Task data:
-*-*-
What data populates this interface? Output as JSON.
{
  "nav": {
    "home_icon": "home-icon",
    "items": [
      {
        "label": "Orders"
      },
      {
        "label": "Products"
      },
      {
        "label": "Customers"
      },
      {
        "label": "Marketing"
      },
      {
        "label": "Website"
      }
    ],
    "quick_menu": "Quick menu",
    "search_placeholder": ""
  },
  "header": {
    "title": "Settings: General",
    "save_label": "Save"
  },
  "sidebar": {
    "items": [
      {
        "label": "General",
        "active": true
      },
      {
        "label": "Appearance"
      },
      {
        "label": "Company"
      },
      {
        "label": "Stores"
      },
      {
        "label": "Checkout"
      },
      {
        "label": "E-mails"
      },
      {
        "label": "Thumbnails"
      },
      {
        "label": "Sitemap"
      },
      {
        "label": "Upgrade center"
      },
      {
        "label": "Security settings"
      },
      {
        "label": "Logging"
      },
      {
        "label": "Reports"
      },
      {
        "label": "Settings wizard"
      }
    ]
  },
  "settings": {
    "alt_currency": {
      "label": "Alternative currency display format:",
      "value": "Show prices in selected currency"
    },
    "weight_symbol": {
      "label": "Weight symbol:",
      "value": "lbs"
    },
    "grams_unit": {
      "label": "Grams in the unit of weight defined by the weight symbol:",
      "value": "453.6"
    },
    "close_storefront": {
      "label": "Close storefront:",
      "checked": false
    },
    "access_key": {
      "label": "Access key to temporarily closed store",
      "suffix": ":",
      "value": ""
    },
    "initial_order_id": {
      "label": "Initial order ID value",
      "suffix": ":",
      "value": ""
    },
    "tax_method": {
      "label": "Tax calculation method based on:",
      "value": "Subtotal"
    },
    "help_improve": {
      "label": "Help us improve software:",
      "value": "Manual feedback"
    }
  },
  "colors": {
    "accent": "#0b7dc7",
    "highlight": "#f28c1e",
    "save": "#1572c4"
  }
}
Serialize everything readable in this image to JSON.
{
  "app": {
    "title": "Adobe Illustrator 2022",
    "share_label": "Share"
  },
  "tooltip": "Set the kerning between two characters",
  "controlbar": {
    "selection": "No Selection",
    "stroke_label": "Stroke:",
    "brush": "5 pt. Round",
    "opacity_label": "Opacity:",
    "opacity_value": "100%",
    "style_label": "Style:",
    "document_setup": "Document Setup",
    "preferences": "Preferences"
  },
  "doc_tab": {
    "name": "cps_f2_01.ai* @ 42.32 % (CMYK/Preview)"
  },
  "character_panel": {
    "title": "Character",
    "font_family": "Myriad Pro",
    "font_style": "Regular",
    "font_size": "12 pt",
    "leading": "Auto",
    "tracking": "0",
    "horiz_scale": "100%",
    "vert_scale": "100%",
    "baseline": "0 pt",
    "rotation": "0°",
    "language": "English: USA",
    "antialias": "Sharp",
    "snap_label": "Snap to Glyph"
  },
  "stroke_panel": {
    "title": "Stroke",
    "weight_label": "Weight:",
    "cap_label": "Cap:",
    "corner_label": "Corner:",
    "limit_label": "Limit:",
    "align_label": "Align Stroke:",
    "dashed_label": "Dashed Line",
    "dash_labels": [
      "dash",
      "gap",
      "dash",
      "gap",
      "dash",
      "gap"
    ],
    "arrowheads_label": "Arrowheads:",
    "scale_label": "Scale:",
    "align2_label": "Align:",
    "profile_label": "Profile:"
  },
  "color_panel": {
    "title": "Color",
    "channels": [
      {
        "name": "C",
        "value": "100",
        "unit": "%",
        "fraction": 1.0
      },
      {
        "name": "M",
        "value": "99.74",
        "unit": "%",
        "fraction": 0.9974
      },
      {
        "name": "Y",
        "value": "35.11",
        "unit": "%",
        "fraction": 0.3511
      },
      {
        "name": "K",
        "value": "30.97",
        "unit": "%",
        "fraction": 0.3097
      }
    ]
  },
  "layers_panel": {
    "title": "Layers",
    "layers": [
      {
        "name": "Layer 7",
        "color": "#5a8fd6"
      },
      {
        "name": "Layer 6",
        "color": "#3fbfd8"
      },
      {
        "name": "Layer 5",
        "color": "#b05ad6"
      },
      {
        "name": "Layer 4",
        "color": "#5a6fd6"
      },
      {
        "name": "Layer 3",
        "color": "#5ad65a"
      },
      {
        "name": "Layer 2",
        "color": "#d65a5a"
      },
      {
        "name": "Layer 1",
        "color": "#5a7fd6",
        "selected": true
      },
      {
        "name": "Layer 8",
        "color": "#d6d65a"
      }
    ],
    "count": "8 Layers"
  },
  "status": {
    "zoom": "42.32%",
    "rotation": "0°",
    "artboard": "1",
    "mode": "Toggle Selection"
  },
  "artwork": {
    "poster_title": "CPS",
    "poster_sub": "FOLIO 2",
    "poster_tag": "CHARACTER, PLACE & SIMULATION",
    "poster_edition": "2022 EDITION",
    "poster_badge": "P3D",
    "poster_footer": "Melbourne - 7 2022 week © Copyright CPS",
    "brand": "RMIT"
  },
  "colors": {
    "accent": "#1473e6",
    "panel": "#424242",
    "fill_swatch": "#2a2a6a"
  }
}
-*-*-
Short task: Copy down the material exactly as written.

Complete output:
What data populates this interface? Output as JSON.
{
  "nav": {
    "home_icon": "home-icon",
    "items": [
      {
        "label": "Orders"
      },
      {
        "label": "Products"
      },
      {
        "label": "Customers"
      },
      {
        "label": "Marketing"
      },
      {
        "label": "Website"
      }
    ],
    "quick_menu": "Quick menu",
    "search_placeholder": ""
  },
  "header": {
    "title": "Settings: General",
    "save_label": "Save"
  },
  "sidebar": {
    "items": [
      {
        "label": "General",
        "active": true
      },
      {
        "label": "Appearance"
      },
      {
        "label": "Company"
      },
      {
        "label": "Stores"
      },
      {
        "label": "Checkout"
      },
      {
        "label": "E-mails"
      },
      {
        "label": "Thumbnails"
      },
      {
        "label": "Sitemap"
      },
      {
        "label": "Upgrade center"
      },
      {
        "label": "Security settings"
      },
      {
        "label": "Logging"
      },
      {
        "label": "Reports"
      },
      {
        "label": "Settings wizard"
      }
    ]
  },
  "settings": {
    "alt_currency": {
      "label": "Alternative currency display format:",
      "value": "Show prices in selected currency"
    },
    "weight_symbol": {
      "label": "Weight symbol:",
      "value": "lbs"
    },
    "grams_unit": {
      "label": "Grams in the unit of weight defined by the weight symbol:",
      "value": "453.6"
    },
    "close_storefront": {
      "label": "Close storefront:",
      "checked": false
    },
    "access_key": {
      "label": "Access key to temporarily closed store",
      "suffix": ":",
      "value": ""
    },
    "initial_order_id": {
      "label": "Initial order ID value",
      "suffix": ":",
      "value": ""
    },
    "tax_method": {
      "label": "Tax calculation method based on:",
      "value": "Subtotal"
    },
    "help_improve": {
      "label": "Help us improve software:",
      "value": "Manual feedback"
    }
  },
  "colors": {
    "accent": "#0b7dc7",
    "highlight": "#f28c1e",
    "save": "#1572c4"
  }
}
Serialize everything readable in this image to JSON.
{
  "app": {
    "title": "Adobe Illustrator 2022",
    "share_label": "Share"
  },
  "tooltip": "Set the kerning between two characters",
  "controlbar": {
    "selection": "No Selection",
    "stroke_label": "Stroke:",
    "brush": "5 pt. Round",
    "opacity_label": "Opacity:",
    "opacity_value": "100%",
    "style_label": "Style:",
    "document_setup": "Document Setup",
    "preferences": "Preferences"
  },
  "doc_tab": {
    "name": "cps_f2_01.ai* @ 42.32 % (CMYK/Preview)"
  },
  "character_panel": {
    "title": "Character",
    "font_family": "Myriad Pro",
    "font_style": "Regular",
    "font_size": "12 pt",
    "leading": "Auto",
    "tracking": "0",
    "horiz_scale": "100%",
    "vert_scale": "100%",
    "baseline": "0 pt",
    "rotation": "0°",
    "language": "English: USA",
    "antialias": "Sharp",
    "snap_label": "Snap to Glyph"
  },
  "stroke_panel": {
    "title": "Stroke",
    "weight_label": "Weight:",
    "cap_label": "Cap:",
    "corner_label": "Corner:",
    "limit_label": "Limit:",
    "align_label": "Align Stroke:",
    "dashed_label": "Dashed Line",
    "dash_labels": [
      "dash",
      "gap",
      "dash",
      "gap",
      "dash",
      "gap"
    ],
    "arrowheads_label": "Arrowheads:",
    "scale_label": "Scale:",
    "align2_label": "Align:",
    "profile_label": "Profile:"
  },
  "color_panel": {
    "title": "Color",
    "channels": [
      {
        "name": "C",
        "value": "100",
        "unit": "%",
        "fraction": 1.0
      },
      {
        "name": "M",
        "value": "99.74",
        "unit": "%",
        "fraction": 0.9974
      },
      {
        "name": "Y",
        "value": "35.11",
        "unit": "%",
        "fraction": 0.3511
      },
      {
        "name": "K",
        "value": "30.97",
        "unit": "%",
        "fraction": 0.3097
      }
    ]
  },
  "layers_panel": {
    "title": "Layers",
    "layers": [
      {
        "name": "Layer 7",
        "color": "#5a8fd6"
      },
      {
        "name": "Layer 6",
        "color": "#3fbfd8"
      },
      {
        "name": "Layer 5",
        "color": "#b05ad6"
      },
      {
        "name": "Layer 4",
        "color": "#5a6fd6"
      },
      {
        "name": "Layer 3",
        "color": "#5ad65a"
      },
      {
        "name": "Layer 2",
        "color": "#d65a5a"
      },
      {
        "name": "Layer 1",
        "color": "#5a7fd6",
        "selected": true
      },
      {
        "name": "Layer 8",
        "color": "#d6d65a"
      }
    ],
    "count": "8 Layers"
  },
  "status": {
    "zoom": "42.32%",
    "rotation": "0°",
    "artboard": "1",
    "mode": "Toggle Selection"
  },
  "artwork": {
    "poster_title": "CPS",
    "poster_sub": "FOLIO 2",
    "poster_tag": "CHARACTER, PLACE & SIMULATION",
    "poster_edition": "2022 EDITION",
    "poster_badge": "P3D",
    "poster_footer": "Melbourne - 7 2022 week © Copyright CPS",
    "brand": "RMIT"
  },
  "colors": {
    "accent": "#1473e6",
    "panel": "#424242",
    "fill_swatch": "#2a2a6a"
  }
}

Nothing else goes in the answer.